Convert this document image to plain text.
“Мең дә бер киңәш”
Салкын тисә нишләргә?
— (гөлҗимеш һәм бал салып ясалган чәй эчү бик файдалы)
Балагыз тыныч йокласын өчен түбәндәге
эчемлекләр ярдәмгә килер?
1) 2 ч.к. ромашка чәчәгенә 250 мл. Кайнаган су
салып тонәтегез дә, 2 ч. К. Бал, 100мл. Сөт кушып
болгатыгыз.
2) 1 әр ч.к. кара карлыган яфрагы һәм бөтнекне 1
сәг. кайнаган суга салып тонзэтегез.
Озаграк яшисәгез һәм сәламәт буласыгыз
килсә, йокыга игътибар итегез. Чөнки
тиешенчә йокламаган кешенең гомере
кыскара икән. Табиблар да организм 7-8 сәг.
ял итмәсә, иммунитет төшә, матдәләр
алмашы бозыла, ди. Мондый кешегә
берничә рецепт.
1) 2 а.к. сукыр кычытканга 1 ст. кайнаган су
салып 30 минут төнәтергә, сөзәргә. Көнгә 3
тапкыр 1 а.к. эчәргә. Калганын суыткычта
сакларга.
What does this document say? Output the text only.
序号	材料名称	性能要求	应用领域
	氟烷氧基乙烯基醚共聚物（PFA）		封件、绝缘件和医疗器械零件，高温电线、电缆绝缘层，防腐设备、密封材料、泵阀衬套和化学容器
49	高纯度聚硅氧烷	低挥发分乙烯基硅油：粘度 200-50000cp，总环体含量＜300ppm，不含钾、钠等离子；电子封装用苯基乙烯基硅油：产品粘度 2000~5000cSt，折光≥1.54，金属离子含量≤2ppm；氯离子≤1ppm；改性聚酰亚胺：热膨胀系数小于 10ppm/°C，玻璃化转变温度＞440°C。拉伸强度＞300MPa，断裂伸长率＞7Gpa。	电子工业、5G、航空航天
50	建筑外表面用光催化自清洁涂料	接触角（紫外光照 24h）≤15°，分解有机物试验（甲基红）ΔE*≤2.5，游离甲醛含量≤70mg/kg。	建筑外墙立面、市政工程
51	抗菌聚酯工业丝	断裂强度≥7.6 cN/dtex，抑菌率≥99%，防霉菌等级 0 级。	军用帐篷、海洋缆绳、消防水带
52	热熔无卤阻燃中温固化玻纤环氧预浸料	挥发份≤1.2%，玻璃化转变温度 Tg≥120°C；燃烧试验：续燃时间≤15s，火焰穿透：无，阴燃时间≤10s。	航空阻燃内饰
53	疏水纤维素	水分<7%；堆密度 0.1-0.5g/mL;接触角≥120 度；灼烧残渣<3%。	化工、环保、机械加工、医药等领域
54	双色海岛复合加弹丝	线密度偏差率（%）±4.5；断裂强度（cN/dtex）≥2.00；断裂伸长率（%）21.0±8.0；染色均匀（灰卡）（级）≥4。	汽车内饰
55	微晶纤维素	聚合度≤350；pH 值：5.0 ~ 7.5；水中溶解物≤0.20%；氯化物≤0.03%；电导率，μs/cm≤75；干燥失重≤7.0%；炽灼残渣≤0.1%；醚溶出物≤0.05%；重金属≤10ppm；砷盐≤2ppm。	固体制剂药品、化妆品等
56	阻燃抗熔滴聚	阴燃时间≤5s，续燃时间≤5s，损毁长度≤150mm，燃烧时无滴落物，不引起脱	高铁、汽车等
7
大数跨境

• • • • •

**Written problem**:
Each entry above is to be set down again in exactly the same words.

**Reply**:
Convert this document image to plain text.
“Мең дә бер киңәш”
Салкын тисә нишләргә?
— (гөлҗимеш һәм бал салып ясалган чәй эчү бик файдалы)
Балагыз тыныч йокласын өчен түбәндәге
эчемлекләр ярдәмгә килер?
1) 2 ч.к. ромашка чәчәгенә 250 мл. Кайнаган су
салып тонәтегез дә, 2 ч. К. Бал, 100мл. Сөт кушып
болгатыгыз.
2) 1 әр ч.к. кара карлыган яфрагы һәм бөтнекне 1
сәг. кайнаган суга салып тонзэтегез.
Озаграк яшисәгез һәм сәламәт буласыгыз
килсә, йокыга игътибар итегез. Чөнки
тиешенчә йокламаган кешенең гомере
кыскара икән. Табиблар да организм 7-8 сәг.
ял итмәсә, иммунитет төшә, матдәләр
алмашы бозыла, ди. Мондый кешегә
берничә рецепт.
1) 2 а.к. сукыр кычытканга 1 ст. кайнаган су
салып 30 минут төнәтергә, сөзәргә. Көнгә 3
тапкыр 1 а.к. эчәргә. Калганын суыткычта
сакларга.
What does this document say? Output the text only.
序号	材料名称	性能要求	应用领域
	氟烷氧基乙烯基醚共聚物（PFA）		封件、绝缘件和医疗器械零件，高温电线、电缆绝缘层，防腐设备、密封材料、泵阀衬套和化学容器
49	高纯度聚硅氧烷	低挥发分乙烯基硅油：粘度 200-50000cp，总环体含量＜300ppm，不含钾、钠等离子；电子封装用苯基乙烯基硅油：产品粘度 2000~5000cSt，折光≥1.54，金属离子含量≤2ppm；氯离子≤1ppm；改性聚酰亚胺：热膨胀系数小于 10ppm/°C，玻璃化转变温度＞440°C。拉伸强度＞300MPa，断裂伸长率＞7Gpa。	电子工业、5G、航空航天
50	建筑外表面用光催化自清洁涂料	接触角（紫外光照 24h）≤15°，分解有机物试验（甲基红）ΔE*≤2.5，游离甲醛含量≤70mg/kg。	建筑外墙立面、市政工程
51	抗菌聚酯工业丝	断裂强度≥7.6 cN/dtex，抑菌率≥99%，防霉菌等级 0 级。	军用帐篷、海洋缆绳、消防水带
52	热熔无卤阻燃中温固化玻纤环氧预浸料	挥发份≤1.2%，玻璃化转变温度 Tg≥120°C；燃烧试验：续燃时间≤15s，火焰穿透：无，阴燃时间≤10s。	航空阻燃内饰
53	疏水纤维素	水分<7%；堆密度 0.1-0.5g/mL;接触角≥120 度；灼烧残渣<3%。	化工、环保、机械加工、医药等领域
54	双色海岛复合加弹丝	线密度偏差率（%）±4.5；断裂强度（cN/dtex）≥2.00；断裂伸长率（%）21.0±8.0；染色均匀（灰卡）（级）≥4。	汽车内饰
55	微晶纤维素	聚合度≤350；pH 值：5.0 ~ 7.5；水中溶解物≤0.20%；氯化物≤0.03%；电导率，μs/cm≤75；干燥失重≤7.0%；炽灼残渣≤0.1%；醚溶出物≤0.05%；重金属≤10ppm；砷盐≤2ppm。	固体制剂药品、化妆品等
56	阻燃抗熔滴聚	阴燃时间≤5s，续燃时间≤5s，损毁长度≤150mm，燃烧时无滴落物，不引起脱	高铁、汽车等
7
大数跨境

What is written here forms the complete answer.